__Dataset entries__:
=-=-=-=-=
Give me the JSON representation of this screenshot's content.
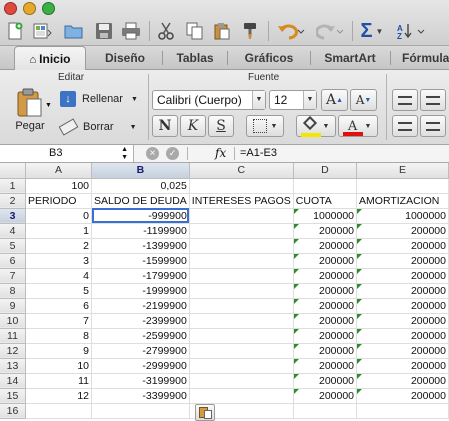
{
  "toolbar": {
    "buttons": [
      "new-icon",
      "templates-icon",
      "open-icon",
      "save-icon",
      "print-icon",
      "cut-icon",
      "copy-icon",
      "paste-icon",
      "format-painter-icon",
      "undo-icon",
      "redo-icon",
      "autosum-icon",
      "sort-icon"
    ]
  },
  "ribbon_tabs": [
    {
      "label": "Inicio",
      "active": true
    },
    {
      "label": "Diseño"
    },
    {
      "label": "Tablas"
    },
    {
      "label": "Gráficos"
    },
    {
      "label": "SmartArt"
    },
    {
      "label": "Fórmula"
    }
  ],
  "ribbon": {
    "editar_title": "Editar",
    "fuente_title": "Fuente",
    "paste_label": "Pegar",
    "fill_label": "Rellenar",
    "clear_label": "Borrar",
    "font_name": "Calibri (Cuerpo)",
    "font_size": "12",
    "bold": "N",
    "italic": "K",
    "underline": "S",
    "grow_font": "A",
    "shrink_font": "A",
    "font_color": "A",
    "highlight_color": "#f5e600",
    "font_color_value": "#e01010"
  },
  "formula_bar": {
    "name_box": "B3",
    "fx_label": "fx",
    "formula": "=A1-E3"
  },
  "grid": {
    "columns": [
      "A",
      "B",
      "C",
      "D",
      "E"
    ],
    "selected_column": "B",
    "selected_row": "3",
    "rows": [
      {
        "n": "1",
        "cells": [
          "100",
          "0,025",
          "",
          "",
          ""
        ]
      },
      {
        "n": "2",
        "cells": [
          "PERIODO",
          "SALDO DE DEUDA",
          "INTERESES PAGOS",
          "CUOTA",
          "AMORTIZACION"
        ]
      },
      {
        "n": "3",
        "cells": [
          "0",
          "-999900",
          "",
          "1000000",
          "1000000"
        ]
      },
      {
        "n": "4",
        "cells": [
          "1",
          "-1199900",
          "",
          "200000",
          "200000"
        ]
      },
      {
        "n": "5",
        "cells": [
          "2",
          "-1399900",
          "",
          "200000",
          "200000"
        ]
      },
      {
        "n": "6",
        "cells": [
          "3",
          "-1599900",
          "",
          "200000",
          "200000"
        ]
      },
      {
        "n": "7",
        "cells": [
          "4",
          "-1799900",
          "",
          "200000",
          "200000"
        ]
      },
      {
        "n": "8",
        "cells": [
          "5",
          "-1999900",
          "",
          "200000",
          "200000"
        ]
      },
      {
        "n": "9",
        "cells": [
          "6",
          "-2199900",
          "",
          "200000",
          "200000"
        ]
      },
      {
        "n": "10",
        "cells": [
          "7",
          "-2399900",
          "",
          "200000",
          "200000"
        ]
      },
      {
        "n": "11",
        "cells": [
          "8",
          "-2599900",
          "",
          "200000",
          "200000"
        ]
      },
      {
        "n": "12",
        "cells": [
          "9",
          "-2799900",
          "",
          "200000",
          "200000"
        ]
      },
      {
        "n": "13",
        "cells": [
          "10",
          "-2999900",
          "",
          "200000",
          "200000"
        ]
      },
      {
        "n": "14",
        "cells": [
          "11",
          "-3199900",
          "",
          "200000",
          "200000"
        ]
      },
      {
        "n": "15",
        "cells": [
          "12",
          "-3399900",
          "",
          "200000",
          "200000"
        ]
      },
      {
        "n": "16",
        "cells": [
          "",
          "",
          "",
          "",
          ""
        ]
      }
    ]
  }
}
=-=-=-=-=
__SHORT TASK__: Reproduce the material above verbatim; omit every picture.

__PROBLEM SOLUTION__:
Give me the JSON representation of this screenshot's content.
{
  "toolbar": {
    "buttons": [
      "new-icon",
      "templates-icon",
      "open-icon",
      "save-icon",
      "print-icon",
      "cut-icon",
      "copy-icon",
      "paste-icon",
      "format-painter-icon",
      "undo-icon",
      "redo-icon",
      "autosum-icon",
      "sort-icon"
    ]
  },
  "ribbon_tabs": [
    {
      "label": "Inicio",
      "active": true
    },
    {
      "label": "Diseño"
    },
    {
      "label": "Tablas"
    },
    {
      "label": "Gráficos"
    },
    {
      "label": "SmartArt"
    },
    {
      "label": "Fórmula"
    }
  ],
  "ribbon": {
    "editar_title": "Editar",
    "fuente_title": "Fuente",
    "paste_label": "Pegar",
    "fill_label": "Rellenar",
    "clear_label": "Borrar",
    "font_name": "Calibri (Cuerpo)",
    "font_size": "12",
    "bold": "N",
    "italic": "K",
    "underline": "S",
    "grow_font": "A",
    "shrink_font": "A",
    "font_color": "A",
    "highlight_color": "#f5e600",
    "font_color_value": "#e01010"
  },
  "formula_bar": {
    "name_box": "B3",
    "fx_label": "fx",
    "formula": "=A1-E3"
  },
  "grid": {
    "columns": [
      "A",
      "B",
      "C",
      "D",
      "E"
    ],
    "selected_column": "B",
    "selected_row": "3",
    "rows": [
      {
        "n": "1",
        "cells": [
          "100",
          "0,025",
          "",
          "",
          ""
        ]
      },
      {
        "n": "2",
        "cells": [
          "PERIODO",
          "SALDO DE DEUDA",
          "INTERESES PAGOS",
          "CUOTA",
          "AMORTIZACION"
        ]
      },
      {
        "n": "3",
        "cells": [
          "0",
          "-999900",
          "",
          "1000000",
          "1000000"
        ]
      },
      {
        "n": "4",
        "cells": [
          "1",
          "-1199900",
          "",
          "200000",
          "200000"
        ]
      },
      {
        "n": "5",
        "cells": [
          "2",
          "-1399900",
          "",
          "200000",
          "200000"
        ]
      },
      {
        "n": "6",
        "cells": [
          "3",
          "-1599900",
          "",
          "200000",
          "200000"
        ]
      },
      {
        "n": "7",
        "cells": [
          "4",
          "-1799900",
          "",
          "200000",
          "200000"
        ]
      },
      {
        "n": "8",
        "cells": [
          "5",
          "-1999900",
          "",
          "200000",
          "200000"
        ]
      },
      {
        "n": "9",
        "cells": [
          "6",
          "-2199900",
          "",
          "200000",
          "200000"
        ]
      },
      {
        "n": "10",
        "cells": [
          "7",
          "-2399900",
          "",
          "200000",
          "200000"
        ]
      },
      {
        "n": "11",
        "cells": [
          "8",
          "-2599900",
          "",
          "200000",
          "200000"
        ]
      },
      {
        "n": "12",
        "cells": [
          "9",
          "-2799900",
          "",
          "200000",
          "200000"
        ]
      },
      {
        "n": "13",
        "cells": [
          "10",
          "-2999900",
          "",
          "200000",
          "200000"
        ]
      },
      {
        "n": "14",
        "cells": [
          "11",
          "-3199900",
          "",
          "200000",
          "200000"
        ]
      },
      {
        "n": "15",
        "cells": [
          "12",
          "-3399900",
          "",
          "200000",
          "200000"
        ]
      },
      {
        "n": "16",
        "cells": [
          "",
          "",
          "",
          "",
          ""
        ]
      }
    ]
  }
}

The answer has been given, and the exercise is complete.